● **WORK INSTRUCTIONS**
Where a line in the listing below contains the word "интимы", copy that line.

● **RECORDS PROVIDED**
'''

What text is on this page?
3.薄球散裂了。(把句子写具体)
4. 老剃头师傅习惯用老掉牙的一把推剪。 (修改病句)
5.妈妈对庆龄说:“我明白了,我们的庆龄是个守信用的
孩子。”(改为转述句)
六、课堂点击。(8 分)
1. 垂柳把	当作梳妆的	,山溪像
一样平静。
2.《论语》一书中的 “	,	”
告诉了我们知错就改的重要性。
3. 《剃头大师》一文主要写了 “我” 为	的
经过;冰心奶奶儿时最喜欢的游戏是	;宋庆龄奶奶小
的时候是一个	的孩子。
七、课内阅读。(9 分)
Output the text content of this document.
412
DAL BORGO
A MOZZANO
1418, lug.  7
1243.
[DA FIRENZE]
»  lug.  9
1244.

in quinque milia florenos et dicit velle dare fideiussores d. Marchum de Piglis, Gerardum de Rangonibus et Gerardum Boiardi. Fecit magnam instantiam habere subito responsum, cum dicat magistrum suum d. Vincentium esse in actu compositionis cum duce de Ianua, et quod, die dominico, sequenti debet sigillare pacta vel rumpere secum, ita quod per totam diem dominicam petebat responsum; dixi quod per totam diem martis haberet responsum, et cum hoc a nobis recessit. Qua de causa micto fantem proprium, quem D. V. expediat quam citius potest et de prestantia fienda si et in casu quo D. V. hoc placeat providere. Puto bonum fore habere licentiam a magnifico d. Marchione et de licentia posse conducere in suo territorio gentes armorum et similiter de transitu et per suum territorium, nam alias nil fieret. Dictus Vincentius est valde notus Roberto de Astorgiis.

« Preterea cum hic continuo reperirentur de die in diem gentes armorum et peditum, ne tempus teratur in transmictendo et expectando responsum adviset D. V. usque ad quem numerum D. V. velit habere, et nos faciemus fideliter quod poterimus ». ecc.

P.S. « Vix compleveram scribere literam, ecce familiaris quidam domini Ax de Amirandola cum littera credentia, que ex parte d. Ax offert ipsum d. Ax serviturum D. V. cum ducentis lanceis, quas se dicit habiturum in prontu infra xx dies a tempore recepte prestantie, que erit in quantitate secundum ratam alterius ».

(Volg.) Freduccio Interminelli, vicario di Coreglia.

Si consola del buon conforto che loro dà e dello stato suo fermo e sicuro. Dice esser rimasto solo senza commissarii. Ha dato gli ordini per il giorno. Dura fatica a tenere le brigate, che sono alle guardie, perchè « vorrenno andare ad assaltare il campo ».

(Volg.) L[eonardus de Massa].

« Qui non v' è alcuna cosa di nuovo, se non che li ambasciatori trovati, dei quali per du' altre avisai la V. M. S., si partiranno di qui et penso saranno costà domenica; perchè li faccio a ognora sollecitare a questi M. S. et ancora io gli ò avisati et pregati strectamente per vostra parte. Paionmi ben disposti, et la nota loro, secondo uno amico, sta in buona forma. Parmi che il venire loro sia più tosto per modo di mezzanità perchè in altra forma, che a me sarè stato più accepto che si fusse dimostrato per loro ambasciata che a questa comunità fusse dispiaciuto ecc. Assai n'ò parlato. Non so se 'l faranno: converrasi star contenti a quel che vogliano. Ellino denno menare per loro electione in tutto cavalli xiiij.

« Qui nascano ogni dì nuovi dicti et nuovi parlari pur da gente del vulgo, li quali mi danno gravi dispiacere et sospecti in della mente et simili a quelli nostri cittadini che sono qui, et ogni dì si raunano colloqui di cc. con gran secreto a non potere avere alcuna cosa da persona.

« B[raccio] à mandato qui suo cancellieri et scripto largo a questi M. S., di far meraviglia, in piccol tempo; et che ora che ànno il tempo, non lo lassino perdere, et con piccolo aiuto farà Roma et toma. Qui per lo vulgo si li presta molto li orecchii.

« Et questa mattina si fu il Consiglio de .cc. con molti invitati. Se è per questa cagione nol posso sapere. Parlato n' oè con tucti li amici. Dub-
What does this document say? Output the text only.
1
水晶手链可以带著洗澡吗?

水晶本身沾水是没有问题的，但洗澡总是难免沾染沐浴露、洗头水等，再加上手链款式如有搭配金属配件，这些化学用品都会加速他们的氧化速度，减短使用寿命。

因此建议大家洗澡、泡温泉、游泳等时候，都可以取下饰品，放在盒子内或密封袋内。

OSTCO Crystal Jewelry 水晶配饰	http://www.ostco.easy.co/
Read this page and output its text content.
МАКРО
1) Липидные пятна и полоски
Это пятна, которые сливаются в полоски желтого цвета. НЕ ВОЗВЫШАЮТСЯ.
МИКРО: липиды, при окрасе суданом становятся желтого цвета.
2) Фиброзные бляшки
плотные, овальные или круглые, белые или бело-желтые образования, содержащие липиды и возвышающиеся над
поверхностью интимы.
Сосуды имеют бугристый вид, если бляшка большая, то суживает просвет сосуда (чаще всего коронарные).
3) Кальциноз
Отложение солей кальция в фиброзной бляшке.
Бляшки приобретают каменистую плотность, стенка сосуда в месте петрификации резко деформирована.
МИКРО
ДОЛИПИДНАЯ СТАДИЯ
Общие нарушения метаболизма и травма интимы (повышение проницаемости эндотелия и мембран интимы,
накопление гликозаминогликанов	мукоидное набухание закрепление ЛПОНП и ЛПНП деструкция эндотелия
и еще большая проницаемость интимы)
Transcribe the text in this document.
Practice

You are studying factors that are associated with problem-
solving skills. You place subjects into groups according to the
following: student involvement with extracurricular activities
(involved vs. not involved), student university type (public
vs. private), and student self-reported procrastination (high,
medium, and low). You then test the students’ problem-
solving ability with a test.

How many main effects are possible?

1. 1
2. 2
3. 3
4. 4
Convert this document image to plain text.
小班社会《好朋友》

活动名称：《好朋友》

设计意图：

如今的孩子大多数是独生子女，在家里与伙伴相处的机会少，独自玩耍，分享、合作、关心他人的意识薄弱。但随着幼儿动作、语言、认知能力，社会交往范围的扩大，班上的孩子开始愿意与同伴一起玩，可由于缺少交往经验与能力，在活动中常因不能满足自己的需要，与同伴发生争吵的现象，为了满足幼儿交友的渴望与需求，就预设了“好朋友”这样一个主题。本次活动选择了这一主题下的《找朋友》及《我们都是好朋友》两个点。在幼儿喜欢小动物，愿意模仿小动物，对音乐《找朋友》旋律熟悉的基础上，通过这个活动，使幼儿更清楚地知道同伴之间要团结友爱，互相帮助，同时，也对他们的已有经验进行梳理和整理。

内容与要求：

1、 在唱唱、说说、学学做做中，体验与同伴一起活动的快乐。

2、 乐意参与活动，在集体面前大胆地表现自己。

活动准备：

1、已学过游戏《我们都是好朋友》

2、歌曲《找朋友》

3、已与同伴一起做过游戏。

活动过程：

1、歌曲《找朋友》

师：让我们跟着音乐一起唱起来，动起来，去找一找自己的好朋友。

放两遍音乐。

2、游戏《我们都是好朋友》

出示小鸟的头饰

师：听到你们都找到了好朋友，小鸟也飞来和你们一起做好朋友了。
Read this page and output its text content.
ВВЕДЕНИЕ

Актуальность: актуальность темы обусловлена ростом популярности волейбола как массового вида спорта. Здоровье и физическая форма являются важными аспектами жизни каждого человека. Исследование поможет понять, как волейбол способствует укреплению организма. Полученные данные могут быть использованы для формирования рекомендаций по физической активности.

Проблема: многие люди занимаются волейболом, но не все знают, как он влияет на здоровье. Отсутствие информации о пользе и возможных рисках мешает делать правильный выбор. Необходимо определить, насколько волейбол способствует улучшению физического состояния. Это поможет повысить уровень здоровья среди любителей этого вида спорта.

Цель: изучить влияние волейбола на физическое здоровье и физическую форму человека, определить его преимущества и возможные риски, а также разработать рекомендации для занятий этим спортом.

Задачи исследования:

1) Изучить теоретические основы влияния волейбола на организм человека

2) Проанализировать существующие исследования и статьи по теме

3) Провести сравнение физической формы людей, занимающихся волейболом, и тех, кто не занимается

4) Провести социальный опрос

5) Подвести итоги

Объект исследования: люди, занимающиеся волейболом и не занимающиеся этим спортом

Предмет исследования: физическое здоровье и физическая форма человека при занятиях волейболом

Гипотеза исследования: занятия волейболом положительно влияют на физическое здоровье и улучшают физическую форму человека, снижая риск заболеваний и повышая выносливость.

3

'''

● **CORRECT OUTPUT**
поверхностью интимы.
Общие нарушения метаболизма и травма интимы (повышение проницаемости эндотелия и мембран интимы,
и еще большая проницаемость интимы)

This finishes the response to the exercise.